§ **Stated exercise**: Locate every line in the material below that has the word "JSON". Copy each of those lines.
===== Input records =====
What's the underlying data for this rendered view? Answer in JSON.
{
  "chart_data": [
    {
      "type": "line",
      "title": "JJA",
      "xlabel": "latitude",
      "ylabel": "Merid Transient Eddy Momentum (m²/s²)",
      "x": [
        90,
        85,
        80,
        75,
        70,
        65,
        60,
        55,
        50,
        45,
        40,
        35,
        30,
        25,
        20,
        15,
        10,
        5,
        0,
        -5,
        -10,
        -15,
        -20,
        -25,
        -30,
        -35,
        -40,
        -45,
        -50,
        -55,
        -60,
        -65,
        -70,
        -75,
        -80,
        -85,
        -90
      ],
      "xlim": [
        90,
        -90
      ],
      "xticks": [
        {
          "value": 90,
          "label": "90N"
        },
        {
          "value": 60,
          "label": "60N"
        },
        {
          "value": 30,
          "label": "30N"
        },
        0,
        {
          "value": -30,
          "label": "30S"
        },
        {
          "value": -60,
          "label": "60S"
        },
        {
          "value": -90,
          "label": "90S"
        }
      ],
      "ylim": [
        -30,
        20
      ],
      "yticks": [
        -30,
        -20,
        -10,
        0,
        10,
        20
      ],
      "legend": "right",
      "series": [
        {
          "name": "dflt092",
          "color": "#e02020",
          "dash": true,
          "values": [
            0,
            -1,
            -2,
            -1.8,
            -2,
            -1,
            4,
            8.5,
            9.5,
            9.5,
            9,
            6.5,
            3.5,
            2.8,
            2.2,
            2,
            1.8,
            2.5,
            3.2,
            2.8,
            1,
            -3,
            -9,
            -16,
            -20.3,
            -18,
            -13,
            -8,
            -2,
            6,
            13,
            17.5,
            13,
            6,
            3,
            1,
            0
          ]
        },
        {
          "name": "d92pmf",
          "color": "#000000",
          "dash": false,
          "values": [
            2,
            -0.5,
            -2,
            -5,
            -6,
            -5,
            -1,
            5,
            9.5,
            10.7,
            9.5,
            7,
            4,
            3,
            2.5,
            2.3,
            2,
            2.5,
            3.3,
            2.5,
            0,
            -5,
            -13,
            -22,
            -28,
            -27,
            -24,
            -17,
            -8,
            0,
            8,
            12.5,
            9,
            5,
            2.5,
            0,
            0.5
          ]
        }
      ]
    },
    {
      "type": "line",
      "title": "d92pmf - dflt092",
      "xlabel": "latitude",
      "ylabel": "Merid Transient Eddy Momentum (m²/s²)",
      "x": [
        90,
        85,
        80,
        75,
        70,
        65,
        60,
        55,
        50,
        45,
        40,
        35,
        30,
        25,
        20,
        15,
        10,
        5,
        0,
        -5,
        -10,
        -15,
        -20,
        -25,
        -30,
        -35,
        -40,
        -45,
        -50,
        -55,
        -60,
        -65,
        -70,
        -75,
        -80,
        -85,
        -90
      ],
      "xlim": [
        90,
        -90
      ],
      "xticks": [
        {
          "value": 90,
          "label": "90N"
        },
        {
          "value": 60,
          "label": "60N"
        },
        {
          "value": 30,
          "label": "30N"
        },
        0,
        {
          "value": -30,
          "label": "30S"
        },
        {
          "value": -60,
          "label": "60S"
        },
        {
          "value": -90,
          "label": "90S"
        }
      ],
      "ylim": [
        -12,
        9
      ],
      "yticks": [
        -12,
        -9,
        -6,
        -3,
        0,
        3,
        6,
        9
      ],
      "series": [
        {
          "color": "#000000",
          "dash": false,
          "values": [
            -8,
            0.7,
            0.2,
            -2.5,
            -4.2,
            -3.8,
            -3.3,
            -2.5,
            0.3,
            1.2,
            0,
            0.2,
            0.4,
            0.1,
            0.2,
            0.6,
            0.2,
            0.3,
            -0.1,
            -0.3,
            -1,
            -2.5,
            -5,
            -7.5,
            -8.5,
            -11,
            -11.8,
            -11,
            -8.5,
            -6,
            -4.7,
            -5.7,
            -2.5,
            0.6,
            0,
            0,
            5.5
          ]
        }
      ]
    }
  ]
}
=====
===== Input records =====
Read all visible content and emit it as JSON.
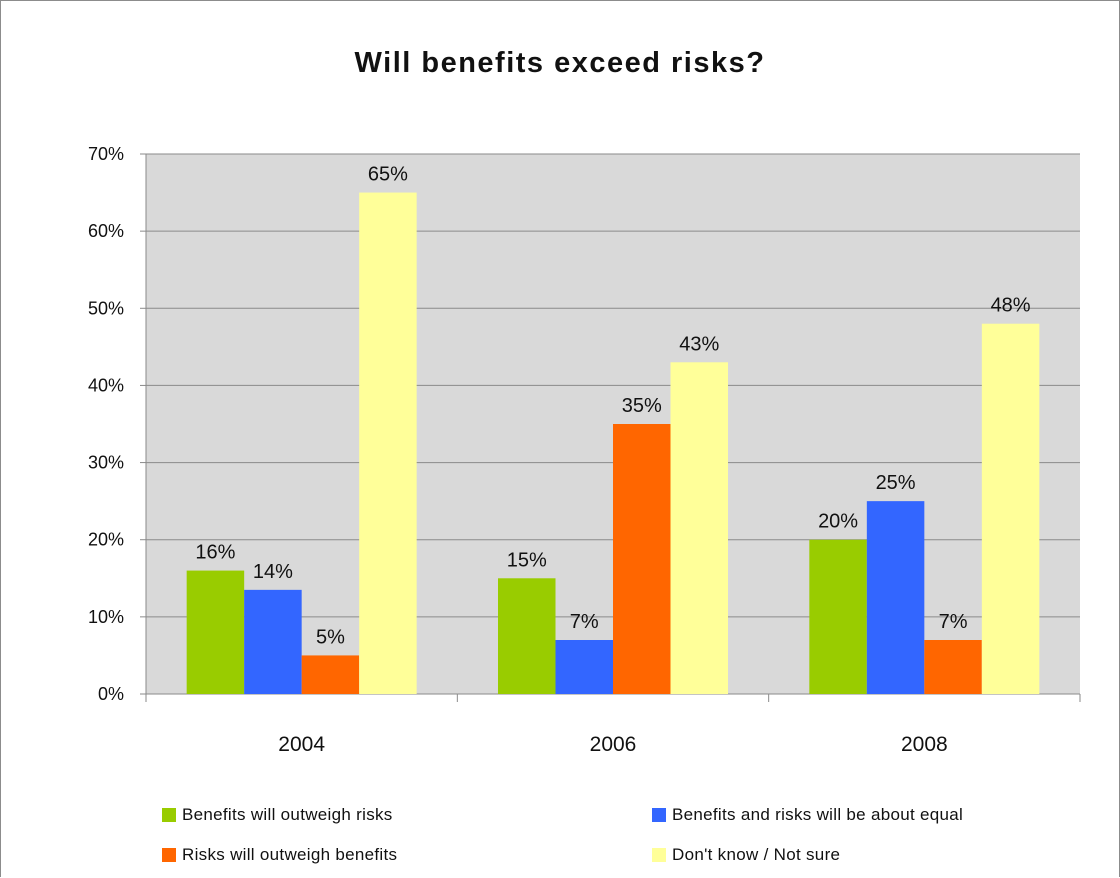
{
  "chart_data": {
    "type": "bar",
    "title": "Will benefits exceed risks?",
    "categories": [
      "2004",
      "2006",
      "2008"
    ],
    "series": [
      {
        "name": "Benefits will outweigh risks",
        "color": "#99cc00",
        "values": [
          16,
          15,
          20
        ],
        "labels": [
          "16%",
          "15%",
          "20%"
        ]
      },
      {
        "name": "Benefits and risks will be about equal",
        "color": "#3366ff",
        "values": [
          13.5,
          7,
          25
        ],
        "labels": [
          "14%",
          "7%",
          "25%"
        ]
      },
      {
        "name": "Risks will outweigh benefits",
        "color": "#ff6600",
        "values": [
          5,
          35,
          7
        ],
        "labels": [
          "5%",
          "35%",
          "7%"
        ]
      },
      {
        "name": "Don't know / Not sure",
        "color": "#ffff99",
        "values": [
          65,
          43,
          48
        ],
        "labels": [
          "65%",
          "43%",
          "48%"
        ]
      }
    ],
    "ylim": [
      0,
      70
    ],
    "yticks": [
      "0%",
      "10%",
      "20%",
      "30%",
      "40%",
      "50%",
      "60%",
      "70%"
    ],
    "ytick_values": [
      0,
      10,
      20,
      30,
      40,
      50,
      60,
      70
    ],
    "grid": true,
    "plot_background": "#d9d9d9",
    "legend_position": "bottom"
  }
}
=====
§ **Full answer**:
What's the underlying data for this rendered view? Answer in JSON.
Read all visible content and emit it as JSON.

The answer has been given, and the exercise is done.